Collected data
+ + + + + + +
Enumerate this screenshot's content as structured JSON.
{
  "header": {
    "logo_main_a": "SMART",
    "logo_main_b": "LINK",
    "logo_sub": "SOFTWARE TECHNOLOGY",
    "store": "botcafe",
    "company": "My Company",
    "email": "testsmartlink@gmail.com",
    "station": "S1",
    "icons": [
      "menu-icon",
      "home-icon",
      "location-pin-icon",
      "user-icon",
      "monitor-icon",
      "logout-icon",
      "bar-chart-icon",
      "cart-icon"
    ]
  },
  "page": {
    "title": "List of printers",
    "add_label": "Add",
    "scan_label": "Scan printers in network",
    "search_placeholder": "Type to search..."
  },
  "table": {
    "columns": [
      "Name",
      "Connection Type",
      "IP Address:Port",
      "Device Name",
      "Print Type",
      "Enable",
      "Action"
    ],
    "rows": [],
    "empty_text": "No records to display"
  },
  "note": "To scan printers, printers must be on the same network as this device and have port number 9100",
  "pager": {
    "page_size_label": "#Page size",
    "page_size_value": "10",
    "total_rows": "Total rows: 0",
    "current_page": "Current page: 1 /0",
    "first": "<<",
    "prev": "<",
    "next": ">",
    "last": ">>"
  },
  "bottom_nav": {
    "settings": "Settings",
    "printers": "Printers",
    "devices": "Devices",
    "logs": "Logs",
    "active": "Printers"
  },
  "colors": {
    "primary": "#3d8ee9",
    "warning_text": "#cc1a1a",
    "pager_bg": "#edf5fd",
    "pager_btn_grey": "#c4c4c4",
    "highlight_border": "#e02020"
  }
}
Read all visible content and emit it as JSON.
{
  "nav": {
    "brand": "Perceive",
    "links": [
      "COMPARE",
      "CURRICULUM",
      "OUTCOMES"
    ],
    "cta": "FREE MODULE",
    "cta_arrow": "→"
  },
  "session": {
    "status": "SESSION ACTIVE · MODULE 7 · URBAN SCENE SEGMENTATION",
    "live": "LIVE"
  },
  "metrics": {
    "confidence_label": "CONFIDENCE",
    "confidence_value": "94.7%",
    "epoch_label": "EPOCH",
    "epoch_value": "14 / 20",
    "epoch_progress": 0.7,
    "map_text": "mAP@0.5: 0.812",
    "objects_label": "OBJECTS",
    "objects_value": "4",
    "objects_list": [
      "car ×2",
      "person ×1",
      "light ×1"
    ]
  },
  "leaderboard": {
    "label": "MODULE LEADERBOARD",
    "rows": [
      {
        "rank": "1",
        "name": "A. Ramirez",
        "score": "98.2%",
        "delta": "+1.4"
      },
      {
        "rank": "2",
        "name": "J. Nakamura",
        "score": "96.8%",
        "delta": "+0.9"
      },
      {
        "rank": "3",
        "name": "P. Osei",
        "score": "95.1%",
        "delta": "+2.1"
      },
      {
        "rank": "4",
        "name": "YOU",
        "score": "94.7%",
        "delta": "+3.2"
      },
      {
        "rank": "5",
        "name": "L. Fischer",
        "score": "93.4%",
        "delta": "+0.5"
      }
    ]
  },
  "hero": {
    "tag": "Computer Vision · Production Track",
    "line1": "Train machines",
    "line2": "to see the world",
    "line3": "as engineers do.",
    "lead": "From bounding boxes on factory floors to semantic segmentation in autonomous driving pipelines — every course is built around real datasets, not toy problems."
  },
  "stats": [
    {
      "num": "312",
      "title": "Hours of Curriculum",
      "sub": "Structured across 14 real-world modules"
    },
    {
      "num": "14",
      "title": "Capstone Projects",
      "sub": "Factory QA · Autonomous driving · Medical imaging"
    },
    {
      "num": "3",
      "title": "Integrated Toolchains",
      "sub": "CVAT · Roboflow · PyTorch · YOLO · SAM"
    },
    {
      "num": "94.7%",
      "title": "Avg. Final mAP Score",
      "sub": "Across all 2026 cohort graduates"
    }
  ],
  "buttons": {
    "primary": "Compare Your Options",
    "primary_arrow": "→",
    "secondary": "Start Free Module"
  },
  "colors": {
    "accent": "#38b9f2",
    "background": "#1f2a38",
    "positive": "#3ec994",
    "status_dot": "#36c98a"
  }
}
+ + + + + + +
* **WHAT YOU SHOULD DO**
Reproduce the entries above in full, verbatim.

* **EXERCISE ANSWER**
Enumerate this screenshot's content as structured JSON.
{
  "header": {
    "logo_main_a": "SMART",
    "logo_main_b": "LINK",
    "logo_sub": "SOFTWARE TECHNOLOGY",
    "store": "botcafe",
    "company": "My Company",
    "email": "testsmartlink@gmail.com",
    "station": "S1",
    "icons": [
      "menu-icon",
      "home-icon",
      "location-pin-icon",
      "user-icon",
      "monitor-icon",
      "logout-icon",
      "bar-chart-icon",
      "cart-icon"
    ]
  },
  "page": {
    "title": "List of printers",
    "add_label": "Add",
    "scan_label": "Scan printers in network",
    "search_placeholder": "Type to search..."
  },
  "table": {
    "columns": [
      "Name",
      "Connection Type",
      "IP Address:Port",
      "Device Name",
      "Print Type",
      "Enable",
      "Action"
    ],
    "rows": [],
    "empty_text": "No records to display"
  },
  "note": "To scan printers, printers must be on the same network as this device and have port number 9100",
  "pager": {
    "page_size_label": "#Page size",
    "page_size_value": "10",
    "total_rows": "Total rows: 0",
    "current_page": "Current page: 1 /0",
    "first": "<<",
    "prev": "<",
    "next": ">",
    "last": ">>"
  },
  "bottom_nav": {
    "settings": "Settings",
    "printers": "Printers",
    "devices": "Devices",
    "logs": "Logs",
    "active": "Printers"
  },
  "colors": {
    "primary": "#3d8ee9",
    "warning_text": "#cc1a1a",
    "pager_bg": "#edf5fd",
    "pager_btn_grey": "#c4c4c4",
    "highlight_border": "#e02020"
  }
}
Read all visible content and emit it as JSON.
{
  "nav": {
    "brand": "Perceive",
    "links": [
      "COMPARE",
      "CURRICULUM",
      "OUTCOMES"
    ],
    "cta": "FREE MODULE",
    "cta_arrow": "→"
  },
  "session": {
    "status": "SESSION ACTIVE · MODULE 7 · URBAN SCENE SEGMENTATION",
    "live": "LIVE"
  },
  "metrics": {
    "confidence_label": "CONFIDENCE",
    "confidence_value": "94.7%",
    "epoch_label": "EPOCH",
    "epoch_value": "14 / 20",
    "epoch_progress": 0.7,
    "map_text": "mAP@0.5: 0.812",
    "objects_label": "OBJECTS",
    "objects_value": "4",
    "objects_list": [
      "car ×2",
      "person ×1",
      "light ×1"
    ]
  },
  "leaderboard": {
    "label": "MODULE LEADERBOARD",
    "rows": [
      {
        "rank": "1",
        "name": "A. Ramirez",
        "score": "98.2%",
        "delta": "+1.4"
      },
      {
        "rank": "2",
        "name": "J. Nakamura",
        "score": "96.8%",
        "delta": "+0.9"
      },
      {
        "rank": "3",
        "name": "P. Osei",
        "score": "95.1%",
        "delta": "+2.1"
      },
      {
        "rank": "4",
        "name": "YOU",
        "score": "94.7%",
        "delta": "+3.2"
      },
      {
        "rank": "5",
        "name": "L. Fischer",
        "score": "93.4%",
        "delta": "+0.5"
      }
    ]
  },
  "hero": {
    "tag": "Computer Vision · Production Track",
    "line1": "Train machines",
    "line2": "to see the world",
    "line3": "as engineers do.",
    "lead": "From bounding boxes on factory floors to semantic segmentation in autonomous driving pipelines — every course is built around real datasets, not toy problems."
  },
  "stats": [
    {
      "num": "312",
      "title": "Hours of Curriculum",
      "sub": "Structured across 14 real-world modules"
    },
    {
      "num": "14",
      "title": "Capstone Projects",
      "sub": "Factory QA · Autonomous driving · Medical imaging"
    },
    {
      "num": "3",
      "title": "Integrated Toolchains",
      "sub": "CVAT · Roboflow · PyTorch · YOLO · SAM"
    },
    {
      "num": "94.7%",
      "title": "Avg. Final mAP Score",
      "sub": "Across all 2026 cohort graduates"
    }
  ],
  "buttons": {
    "primary": "Compare Your Options",
    "primary_arrow": "→",
    "secondary": "Start Free Module"
  },
  "colors": {
    "accent": "#38b9f2",
    "background": "#1f2a38",
    "positive": "#3ec994",
    "status_dot": "#36c98a"
  }
}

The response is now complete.